- _Stated problem_: Copy out all of the data below with no alterations.

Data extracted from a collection

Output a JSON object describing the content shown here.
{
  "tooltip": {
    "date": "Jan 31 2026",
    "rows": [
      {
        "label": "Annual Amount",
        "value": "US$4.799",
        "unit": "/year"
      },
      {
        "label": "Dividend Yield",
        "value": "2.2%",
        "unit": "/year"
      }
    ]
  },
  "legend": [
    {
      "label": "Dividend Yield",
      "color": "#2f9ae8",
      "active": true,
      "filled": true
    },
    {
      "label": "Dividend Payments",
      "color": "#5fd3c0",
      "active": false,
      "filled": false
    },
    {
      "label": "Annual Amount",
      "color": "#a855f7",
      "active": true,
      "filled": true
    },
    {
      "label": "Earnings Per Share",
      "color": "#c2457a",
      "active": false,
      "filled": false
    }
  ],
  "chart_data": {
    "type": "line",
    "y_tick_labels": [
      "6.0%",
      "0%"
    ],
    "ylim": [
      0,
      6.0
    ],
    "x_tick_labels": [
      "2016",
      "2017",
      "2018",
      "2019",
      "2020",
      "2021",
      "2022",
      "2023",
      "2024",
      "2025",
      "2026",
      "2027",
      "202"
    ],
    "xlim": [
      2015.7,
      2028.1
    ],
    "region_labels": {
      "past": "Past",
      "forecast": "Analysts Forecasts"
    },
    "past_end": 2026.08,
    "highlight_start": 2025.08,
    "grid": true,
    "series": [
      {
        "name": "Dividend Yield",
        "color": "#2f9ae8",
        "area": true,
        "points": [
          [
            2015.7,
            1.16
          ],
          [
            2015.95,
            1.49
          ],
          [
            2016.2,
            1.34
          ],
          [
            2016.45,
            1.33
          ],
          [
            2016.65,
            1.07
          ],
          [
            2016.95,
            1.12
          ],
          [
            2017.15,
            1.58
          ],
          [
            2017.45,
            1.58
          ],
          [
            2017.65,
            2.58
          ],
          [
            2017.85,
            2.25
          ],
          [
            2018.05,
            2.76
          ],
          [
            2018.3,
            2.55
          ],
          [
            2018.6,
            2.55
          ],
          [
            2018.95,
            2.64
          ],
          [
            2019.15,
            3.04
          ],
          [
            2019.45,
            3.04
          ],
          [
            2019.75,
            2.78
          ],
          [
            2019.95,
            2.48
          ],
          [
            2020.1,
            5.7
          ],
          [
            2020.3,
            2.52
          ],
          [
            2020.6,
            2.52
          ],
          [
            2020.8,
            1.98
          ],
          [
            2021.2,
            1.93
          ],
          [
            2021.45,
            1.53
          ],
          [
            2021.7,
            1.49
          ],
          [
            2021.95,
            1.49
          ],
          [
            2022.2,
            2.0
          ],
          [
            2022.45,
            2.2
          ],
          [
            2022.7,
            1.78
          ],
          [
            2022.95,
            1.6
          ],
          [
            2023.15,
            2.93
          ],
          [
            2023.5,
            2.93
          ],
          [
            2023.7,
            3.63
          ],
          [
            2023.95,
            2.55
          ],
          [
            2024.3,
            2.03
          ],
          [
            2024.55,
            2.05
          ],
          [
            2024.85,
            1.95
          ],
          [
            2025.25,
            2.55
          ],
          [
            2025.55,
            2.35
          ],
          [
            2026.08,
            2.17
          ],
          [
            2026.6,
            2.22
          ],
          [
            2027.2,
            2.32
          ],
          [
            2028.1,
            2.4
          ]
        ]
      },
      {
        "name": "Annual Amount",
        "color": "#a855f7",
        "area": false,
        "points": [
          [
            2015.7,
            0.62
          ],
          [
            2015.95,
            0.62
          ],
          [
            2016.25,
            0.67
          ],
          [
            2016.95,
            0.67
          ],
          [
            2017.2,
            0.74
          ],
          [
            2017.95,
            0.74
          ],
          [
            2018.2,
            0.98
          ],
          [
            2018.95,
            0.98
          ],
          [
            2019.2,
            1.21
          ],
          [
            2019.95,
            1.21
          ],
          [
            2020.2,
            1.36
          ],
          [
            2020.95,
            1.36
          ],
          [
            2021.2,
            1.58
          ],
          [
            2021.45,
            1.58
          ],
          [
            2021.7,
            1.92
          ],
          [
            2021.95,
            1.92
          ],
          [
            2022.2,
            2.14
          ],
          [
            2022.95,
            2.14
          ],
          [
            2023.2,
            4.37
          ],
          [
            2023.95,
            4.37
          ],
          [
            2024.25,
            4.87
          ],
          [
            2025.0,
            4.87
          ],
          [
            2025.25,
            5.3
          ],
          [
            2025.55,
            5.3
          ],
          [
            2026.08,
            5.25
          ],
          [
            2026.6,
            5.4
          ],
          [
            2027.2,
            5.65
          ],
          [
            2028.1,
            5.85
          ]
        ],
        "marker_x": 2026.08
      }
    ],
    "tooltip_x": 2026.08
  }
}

- _Exercise solution_:
Output a JSON object describing the content shown here.
{
  "tooltip": {
    "date": "Jan 31 2026",
    "rows": [
      {
        "label": "Annual Amount",
        "value": "US$4.799",
        "unit": "/year"
      },
      {
        "label": "Dividend Yield",
        "value": "2.2%",
        "unit": "/year"
      }
    ]
  },
  "legend": [
    {
      "label": "Dividend Yield",
      "color": "#2f9ae8",
      "active": true,
      "filled": true
    },
    {
      "label": "Dividend Payments",
      "color": "#5fd3c0",
      "active": false,
      "filled": false
    },
    {
      "label": "Annual Amount",
      "color": "#a855f7",
      "active": true,
      "filled": true
    },
    {
      "label": "Earnings Per Share",
      "color": "#c2457a",
      "active": false,
      "filled": false
    }
  ],
  "chart_data": {
    "type": "line",
    "y_tick_labels": [
      "6.0%",
      "0%"
    ],
    "ylim": [
      0,
      6.0
    ],
    "x_tick_labels": [
      "2016",
      "2017",
      "2018",
      "2019",
      "2020",
      "2021",
      "2022",
      "2023",
      "2024",
      "2025",
      "2026",
      "2027",
      "202"
    ],
    "xlim": [
      2015.7,
      2028.1
    ],
    "region_labels": {
      "past": "Past",
      "forecast": "Analysts Forecasts"
    },
    "past_end": 2026.08,
    "highlight_start": 2025.08,
    "grid": true,
    "series": [
      {
        "name": "Dividend Yield",
        "color": "#2f9ae8",
        "area": true,
        "points": [
          [
            2015.7,
            1.16
          ],
          [
            2015.95,
            1.49
          ],
          [
            2016.2,
            1.34
          ],
          [
            2016.45,
            1.33
          ],
          [
            2016.65,
            1.07
          ],
          [
            2016.95,
            1.12
          ],
          [
            2017.15,
            1.58
          ],
          [
            2017.45,
            1.58
          ],
          [
            2017.65,
            2.58
          ],
          [
            2017.85,
            2.25
          ],
          [
            2018.05,
            2.76
          ],
          [
            2018.3,
            2.55
          ],
          [
            2018.6,
            2.55
          ],
          [
            2018.95,
            2.64
          ],
          [
            2019.15,
            3.04
          ],
          [
            2019.45,
            3.04
          ],
          [
            2019.75,
            2.78
          ],
          [
            2019.95,
            2.48
          ],
          [
            2020.1,
            5.7
          ],
          [
            2020.3,
            2.52
          ],
          [
            2020.6,
            2.52
          ],
          [
            2020.8,
            1.98
          ],
          [
            2021.2,
            1.93
          ],
          [
            2021.45,
            1.53
          ],
          [
            2021.7,
            1.49
          ],
          [
            2021.95,
            1.49
          ],
          [
            2022.2,
            2.0
          ],
          [
            2022.45,
            2.2
          ],
          [
            2022.7,
            1.78
          ],
          [
            2022.95,
            1.6
          ],
          [
            2023.15,
            2.93
          ],
          [
            2023.5,
            2.93
          ],
          [
            2023.7,
            3.63
          ],
          [
            2023.95,
            2.55
          ],
          [
            2024.3,
            2.03
          ],
          [
            2024.55,
            2.05
          ],
          [
            2024.85,
            1.95
          ],
          [
            2025.25,
            2.55
          ],
          [
            2025.55,
            2.35
          ],
          [
            2026.08,
            2.17
          ],
          [
            2026.6,
            2.22
          ],
          [
            2027.2,
            2.32
          ],
          [
            2028.1,
            2.4
          ]
        ]
      },
      {
        "name": "Annual Amount",
        "color": "#a855f7",
        "area": false,
        "points": [
          [
            2015.7,
            0.62
          ],
          [
            2015.95,
            0.62
          ],
          [
            2016.25,
            0.67
          ],
          [
            2016.95,
            0.67
          ],
          [
            2017.2,
            0.74
          ],
          [
            2017.95,
            0.74
          ],
          [
            2018.2,
            0.98
          ],
          [
            2018.95,
            0.98
          ],
          [
            2019.2,
            1.21
          ],
          [
            2019.95,
            1.21
          ],
          [
            2020.2,
            1.36
          ],
          [
            2020.95,
            1.36
          ],
          [
            2021.2,
            1.58
          ],
          [
            2021.45,
            1.58
          ],
          [
            2021.7,
            1.92
          ],
          [
            2021.95,
            1.92
          ],
          [
            2022.2,
            2.14
          ],
          [
            2022.95,
            2.14
          ],
          [
            2023.2,
            4.37
          ],
          [
            2023.95,
            4.37
          ],
          [
            2024.25,
            4.87
          ],
          [
            2025.0,
            4.87
          ],
          [
            2025.25,
            5.3
          ],
          [
            2025.55,
            5.3
          ],
          [
            2026.08,
            5.25
          ],
          [
            2026.6,
            5.4
          ],
          [
            2027.2,
            5.65
          ],
          [
            2028.1,
            5.85
          ]
        ],
        "marker_x": 2026.08
      }
    ],
    "tooltip_x": 2026.08
  }
}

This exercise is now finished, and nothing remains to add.